- [To do]:
Reproduce every line of the data below word for word, leaving out the pictures.

- [Data section]:
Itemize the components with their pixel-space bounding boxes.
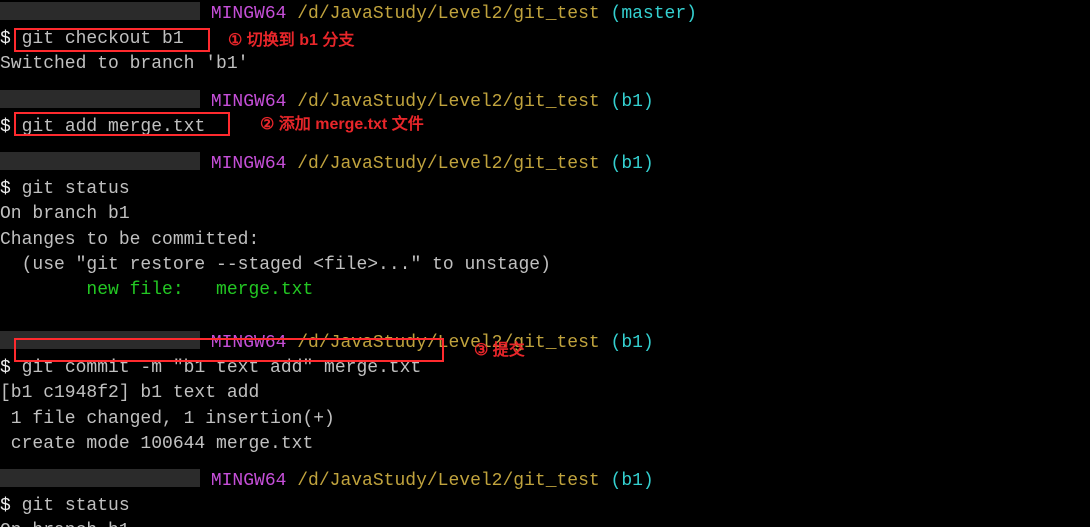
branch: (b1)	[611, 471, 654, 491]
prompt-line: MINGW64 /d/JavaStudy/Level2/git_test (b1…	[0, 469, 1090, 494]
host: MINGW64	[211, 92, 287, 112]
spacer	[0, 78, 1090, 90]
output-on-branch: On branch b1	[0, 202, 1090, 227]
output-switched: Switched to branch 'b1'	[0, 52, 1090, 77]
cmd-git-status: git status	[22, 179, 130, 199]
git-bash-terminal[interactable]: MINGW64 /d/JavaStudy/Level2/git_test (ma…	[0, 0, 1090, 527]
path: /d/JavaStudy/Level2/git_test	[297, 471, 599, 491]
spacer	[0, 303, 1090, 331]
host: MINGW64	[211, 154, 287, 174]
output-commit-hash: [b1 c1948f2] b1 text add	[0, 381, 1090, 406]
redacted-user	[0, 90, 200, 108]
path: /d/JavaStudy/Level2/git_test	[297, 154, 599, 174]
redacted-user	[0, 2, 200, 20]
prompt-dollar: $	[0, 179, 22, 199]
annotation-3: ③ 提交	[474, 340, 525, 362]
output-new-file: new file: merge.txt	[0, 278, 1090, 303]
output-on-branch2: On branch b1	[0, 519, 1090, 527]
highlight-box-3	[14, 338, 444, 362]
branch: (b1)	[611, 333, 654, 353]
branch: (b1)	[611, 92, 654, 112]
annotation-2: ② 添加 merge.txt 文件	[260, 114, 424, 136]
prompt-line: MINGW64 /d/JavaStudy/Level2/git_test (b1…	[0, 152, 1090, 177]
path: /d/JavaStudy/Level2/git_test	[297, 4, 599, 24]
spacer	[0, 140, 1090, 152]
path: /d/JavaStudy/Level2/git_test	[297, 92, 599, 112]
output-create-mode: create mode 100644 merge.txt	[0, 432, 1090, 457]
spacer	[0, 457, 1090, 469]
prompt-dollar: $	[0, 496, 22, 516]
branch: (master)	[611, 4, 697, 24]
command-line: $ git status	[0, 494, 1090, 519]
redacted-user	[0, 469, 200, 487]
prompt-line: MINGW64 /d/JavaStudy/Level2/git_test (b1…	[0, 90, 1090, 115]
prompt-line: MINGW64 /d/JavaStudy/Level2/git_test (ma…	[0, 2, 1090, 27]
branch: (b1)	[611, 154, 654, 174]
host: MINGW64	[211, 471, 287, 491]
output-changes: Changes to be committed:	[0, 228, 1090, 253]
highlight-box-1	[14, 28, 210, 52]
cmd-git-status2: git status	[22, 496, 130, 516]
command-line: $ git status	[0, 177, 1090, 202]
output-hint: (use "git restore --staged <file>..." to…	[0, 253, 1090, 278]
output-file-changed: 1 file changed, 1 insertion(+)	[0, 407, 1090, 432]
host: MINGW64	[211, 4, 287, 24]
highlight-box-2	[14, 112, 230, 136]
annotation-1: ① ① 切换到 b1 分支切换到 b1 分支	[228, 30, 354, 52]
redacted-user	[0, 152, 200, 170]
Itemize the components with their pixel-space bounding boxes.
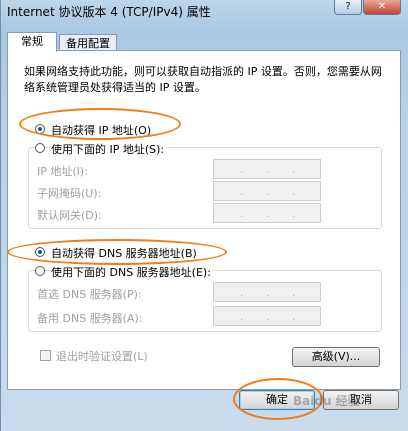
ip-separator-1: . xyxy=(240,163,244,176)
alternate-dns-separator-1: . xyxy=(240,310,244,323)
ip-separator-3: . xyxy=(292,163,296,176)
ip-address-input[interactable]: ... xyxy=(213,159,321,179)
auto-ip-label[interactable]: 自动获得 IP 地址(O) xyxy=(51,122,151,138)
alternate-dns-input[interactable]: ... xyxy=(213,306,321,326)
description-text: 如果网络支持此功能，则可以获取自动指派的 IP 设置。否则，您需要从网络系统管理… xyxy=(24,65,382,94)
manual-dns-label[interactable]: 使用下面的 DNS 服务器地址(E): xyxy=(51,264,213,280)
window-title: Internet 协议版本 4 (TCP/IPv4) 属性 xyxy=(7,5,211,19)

- [Exercise answer]:
Itemize the components with their pixel-space bounding boxes.
branch: (b1)	[611, 471, 654, 491]
prompt-line: MINGW64 /d/JavaStudy/Level2/git_test (b1…	[0, 469, 1090, 494]
host: MINGW64	[211, 92, 287, 112]
spacer	[0, 78, 1090, 90]
output-on-branch: On branch b1	[0, 202, 1090, 227]
output-switched: Switched to branch 'b1'	[0, 52, 1090, 77]
cmd-git-status: git status	[22, 179, 130, 199]
git-bash-terminal[interactable]: MINGW64 /d/JavaStudy/Level2/git_test (ma…	[0, 0, 1090, 527]
path: /d/JavaStudy/Level2/git_test	[297, 471, 599, 491]
spacer	[0, 303, 1090, 331]
host: MINGW64	[211, 154, 287, 174]
output-commit-hash: [b1 c1948f2] b1 text add	[0, 381, 1090, 406]
redacted-user	[0, 90, 200, 108]
path: /d/JavaStudy/Level2/git_test	[297, 154, 599, 174]
redacted-user	[0, 2, 200, 20]
prompt-dollar: $	[0, 179, 22, 199]
annotation-3: ③ 提交	[474, 340, 525, 362]
output-new-file: new file: merge.txt	[0, 278, 1090, 303]
output-on-branch2: On branch b1	[0, 519, 1090, 527]
highlight-box-3	[14, 338, 444, 362]
branch: (b1)	[611, 333, 654, 353]
branch: (b1)	[611, 92, 654, 112]
annotation-2: ② 添加 merge.txt 文件	[260, 114, 424, 136]
prompt-line: MINGW64 /d/JavaStudy/Level2/git_test (b1…	[0, 152, 1090, 177]
path: /d/JavaStudy/Level2/git_test	[297, 4, 599, 24]
spacer	[0, 140, 1090, 152]
path: /d/JavaStudy/Level2/git_test	[297, 92, 599, 112]
output-create-mode: create mode 100644 merge.txt	[0, 432, 1090, 457]
spacer	[0, 457, 1090, 469]
prompt-dollar: $	[0, 496, 22, 516]
branch: (master)	[611, 4, 697, 24]
command-line: $ git status	[0, 494, 1090, 519]
redacted-user	[0, 469, 200, 487]
prompt-line: MINGW64 /d/JavaStudy/Level2/git_test (b1…	[0, 90, 1090, 115]
prompt-line: MINGW64 /d/JavaStudy/Level2/git_test (ma…	[0, 2, 1090, 27]
branch: (b1)	[611, 154, 654, 174]
host: MINGW64	[211, 471, 287, 491]
output-changes: Changes to be committed:	[0, 228, 1090, 253]
highlight-box-1	[14, 28, 210, 52]
cmd-git-status2: git status	[22, 496, 130, 516]
command-line: $ git status	[0, 177, 1090, 202]
output-hint: (use "git restore --staged <file>..." to…	[0, 253, 1090, 278]
output-file-changed: 1 file changed, 1 insertion(+)	[0, 407, 1090, 432]
host: MINGW64	[211, 4, 287, 24]
highlight-box-2	[14, 112, 230, 136]
annotation-1: ① ① 切换到 b1 分支切换到 b1 分支	[228, 30, 354, 52]
redacted-user	[0, 152, 200, 170]
Itemize the components with their pixel-space bounding boxes.
ip-separator-1: . xyxy=(240,163,244,176)
alternate-dns-separator-1: . xyxy=(240,310,244,323)
ip-separator-3: . xyxy=(292,163,296,176)
ip-address-input[interactable]: ... xyxy=(213,159,321,179)
auto-ip-label[interactable]: 自动获得 IP 地址(O) xyxy=(51,122,151,138)
alternate-dns-input[interactable]: ... xyxy=(213,306,321,326)
description-text: 如果网络支持此功能，则可以获取自动指派的 IP 设置。否则，您需要从网络系统管理… xyxy=(24,65,382,94)
manual-dns-label[interactable]: 使用下面的 DNS 服务器地址(E): xyxy=(51,264,213,280)
window-title: Internet 协议版本 4 (TCP/IPv4) 属性 xyxy=(7,5,211,19)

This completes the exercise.